Of the lines below, count those containing the word "name". Reply with the number alone.

DATA LISTING:
##########

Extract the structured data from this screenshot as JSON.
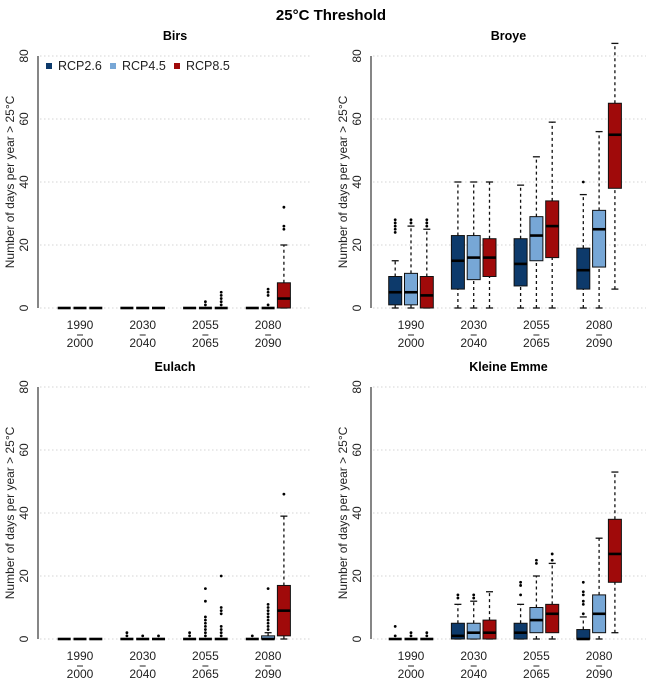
{
  "chart_data": {
    "type": "box",
    "title": "25°C Threshold",
    "ylabel": "Number of days per year > 25°C",
    "ylim": [
      0,
      80
    ],
    "yticks": [
      0,
      20,
      40,
      60,
      80
    ],
    "grid": "horizontal dotted",
    "categories": [
      {
        "top": "1990",
        "mid": "–",
        "bottom": "2000"
      },
      {
        "top": "2030",
        "mid": "–",
        "bottom": "2040"
      },
      {
        "top": "2055",
        "mid": "–",
        "bottom": "2065"
      },
      {
        "top": "2080",
        "mid": "–",
        "bottom": "2090"
      }
    ],
    "legend": {
      "placement": "top-left",
      "entries": [
        {
          "name": "RCP2.6",
          "color": "#0d3a6b"
        },
        {
          "name": "RCP4.5",
          "color": "#77a7d6"
        },
        {
          "name": "RCP8.5",
          "color": "#a00a0a"
        }
      ]
    },
    "panels": [
      {
        "name": "Birs",
        "groups": [
          [
            {
              "min": 0,
              "q1": 0,
              "med": 0,
              "q3": 0,
              "max": 0,
              "out": []
            },
            {
              "min": 0,
              "q1": 0,
              "med": 0,
              "q3": 0,
              "max": 0,
              "out": []
            },
            {
              "min": 0,
              "q1": 0,
              "med": 0,
              "q3": 0,
              "max": 0,
              "out": []
            }
          ],
          [
            {
              "min": 0,
              "q1": 0,
              "med": 0,
              "q3": 0,
              "max": 0,
              "out": []
            },
            {
              "min": 0,
              "q1": 0,
              "med": 0,
              "q3": 0,
              "max": 0,
              "out": []
            },
            {
              "min": 0,
              "q1": 0,
              "med": 0,
              "q3": 0,
              "max": 0,
              "out": []
            }
          ],
          [
            {
              "min": 0,
              "q1": 0,
              "med": 0,
              "q3": 0,
              "max": 0,
              "out": []
            },
            {
              "min": 0,
              "q1": 0,
              "med": 0,
              "q3": 0,
              "max": 0,
              "out": [
                1,
                2
              ]
            },
            {
              "min": 0,
              "q1": 0,
              "med": 0,
              "q3": 0,
              "max": 0,
              "out": [
                1,
                2,
                3,
                4,
                5
              ]
            }
          ],
          [
            {
              "min": 0,
              "q1": 0,
              "med": 0,
              "q3": 0,
              "max": 0,
              "out": []
            },
            {
              "min": 0,
              "q1": 0,
              "med": 0,
              "q3": 0,
              "max": 0,
              "out": [
                1,
                4,
                5,
                6
              ]
            },
            {
              "min": 0,
              "q1": 0,
              "med": 3,
              "q3": 8,
              "max": 20,
              "out": [
                25,
                26,
                32
              ]
            }
          ]
        ]
      },
      {
        "name": "Broye",
        "groups": [
          [
            {
              "min": 0,
              "q1": 1,
              "med": 5,
              "q3": 10,
              "max": 15,
              "out": [
                24,
                25,
                26,
                27,
                28
              ]
            },
            {
              "min": 0,
              "q1": 1,
              "med": 5,
              "q3": 11,
              "max": 26,
              "out": [
                27,
                28
              ]
            },
            {
              "min": 0,
              "q1": 0,
              "med": 4,
              "q3": 10,
              "max": 25,
              "out": [
                26,
                27,
                28
              ]
            }
          ],
          [
            {
              "min": 0,
              "q1": 6,
              "med": 15,
              "q3": 23,
              "max": 40,
              "out": []
            },
            {
              "min": 0,
              "q1": 9,
              "med": 16,
              "q3": 23,
              "max": 40,
              "out": []
            },
            {
              "min": 0,
              "q1": 10,
              "med": 16,
              "q3": 22,
              "max": 40,
              "out": []
            }
          ],
          [
            {
              "min": 0,
              "q1": 7,
              "med": 14,
              "q3": 22,
              "max": 39,
              "out": []
            },
            {
              "min": 0,
              "q1": 15,
              "med": 23,
              "q3": 29,
              "max": 48,
              "out": []
            },
            {
              "min": 0,
              "q1": 16,
              "med": 26,
              "q3": 34,
              "max": 59,
              "out": []
            }
          ],
          [
            {
              "min": 0,
              "q1": 6,
              "med": 12,
              "q3": 19,
              "max": 36,
              "out": [
                40
              ]
            },
            {
              "min": 0,
              "q1": 13,
              "med": 25,
              "q3": 31,
              "max": 56,
              "out": []
            },
            {
              "min": 6,
              "q1": 38,
              "med": 55,
              "q3": 65,
              "max": 84,
              "out": []
            }
          ]
        ]
      },
      {
        "name": "Eulach",
        "groups": [
          [
            {
              "min": 0,
              "q1": 0,
              "med": 0,
              "q3": 0,
              "max": 0,
              "out": []
            },
            {
              "min": 0,
              "q1": 0,
              "med": 0,
              "q3": 0,
              "max": 0,
              "out": []
            },
            {
              "min": 0,
              "q1": 0,
              "med": 0,
              "q3": 0,
              "max": 0,
              "out": []
            }
          ],
          [
            {
              "min": 0,
              "q1": 0,
              "med": 0,
              "q3": 0,
              "max": 0,
              "out": [
                1,
                2
              ]
            },
            {
              "min": 0,
              "q1": 0,
              "med": 0,
              "q3": 0,
              "max": 0,
              "out": [
                1
              ]
            },
            {
              "min": 0,
              "q1": 0,
              "med": 0,
              "q3": 0,
              "max": 0,
              "out": [
                1
              ]
            }
          ],
          [
            {
              "min": 0,
              "q1": 0,
              "med": 0,
              "q3": 0,
              "max": 0,
              "out": [
                1,
                2
              ]
            },
            {
              "min": 0,
              "q1": 0,
              "med": 0,
              "q3": 0,
              "max": 0,
              "out": [
                1,
                2,
                3,
                4,
                5,
                6,
                7,
                12,
                16
              ]
            },
            {
              "min": 0,
              "q1": 0,
              "med": 0,
              "q3": 0,
              "max": 0,
              "out": [
                1,
                2,
                3,
                4,
                8,
                9,
                10,
                20
              ]
            }
          ],
          [
            {
              "min": 0,
              "q1": 0,
              "med": 0,
              "q3": 0,
              "max": 0,
              "out": [
                1
              ]
            },
            {
              "min": 0,
              "q1": 0,
              "med": 0,
              "q3": 1,
              "max": 2,
              "out": [
                3,
                4,
                5,
                6,
                7,
                8,
                9,
                10,
                11,
                16
              ]
            },
            {
              "min": 0,
              "q1": 1,
              "med": 9,
              "q3": 17,
              "max": 39,
              "out": [
                46
              ]
            }
          ]
        ]
      },
      {
        "name": "Kleine Emme",
        "groups": [
          [
            {
              "min": 0,
              "q1": 0,
              "med": 0,
              "q3": 0,
              "max": 0,
              "out": [
                1,
                4
              ]
            },
            {
              "min": 0,
              "q1": 0,
              "med": 0,
              "q3": 0,
              "max": 0,
              "out": [
                1,
                2
              ]
            },
            {
              "min": 0,
              "q1": 0,
              "med": 0,
              "q3": 0,
              "max": 0,
              "out": [
                1,
                2
              ]
            }
          ],
          [
            {
              "min": 0,
              "q1": 0,
              "med": 1,
              "q3": 5,
              "max": 11,
              "out": [
                13,
                14
              ]
            },
            {
              "min": 0,
              "q1": 0,
              "med": 2,
              "q3": 5,
              "max": 12,
              "out": [
                13,
                14
              ]
            },
            {
              "min": 0,
              "q1": 0,
              "med": 2,
              "q3": 6,
              "max": 15,
              "out": []
            }
          ],
          [
            {
              "min": 0,
              "q1": 0,
              "med": 2,
              "q3": 5,
              "max": 11,
              "out": [
                14,
                17,
                18
              ]
            },
            {
              "min": 0,
              "q1": 2,
              "med": 6,
              "q3": 10,
              "max": 20,
              "out": [
                24,
                25
              ]
            },
            {
              "min": 0,
              "q1": 2,
              "med": 8,
              "q3": 11,
              "max": 24,
              "out": [
                25,
                27
              ]
            }
          ],
          [
            {
              "min": 0,
              "q1": 0,
              "med": 0,
              "q3": 3,
              "max": 7,
              "out": [
                8,
                11,
                12,
                14,
                15,
                18
              ]
            },
            {
              "min": 0,
              "q1": 2,
              "med": 8,
              "q3": 14,
              "max": 32,
              "out": []
            },
            {
              "min": 2,
              "q1": 18,
              "med": 27,
              "q3": 38,
              "max": 53,
              "out": []
            }
          ]
        ]
      }
    ]
  }
}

##########

RESPONSE TO THIS TASK: 7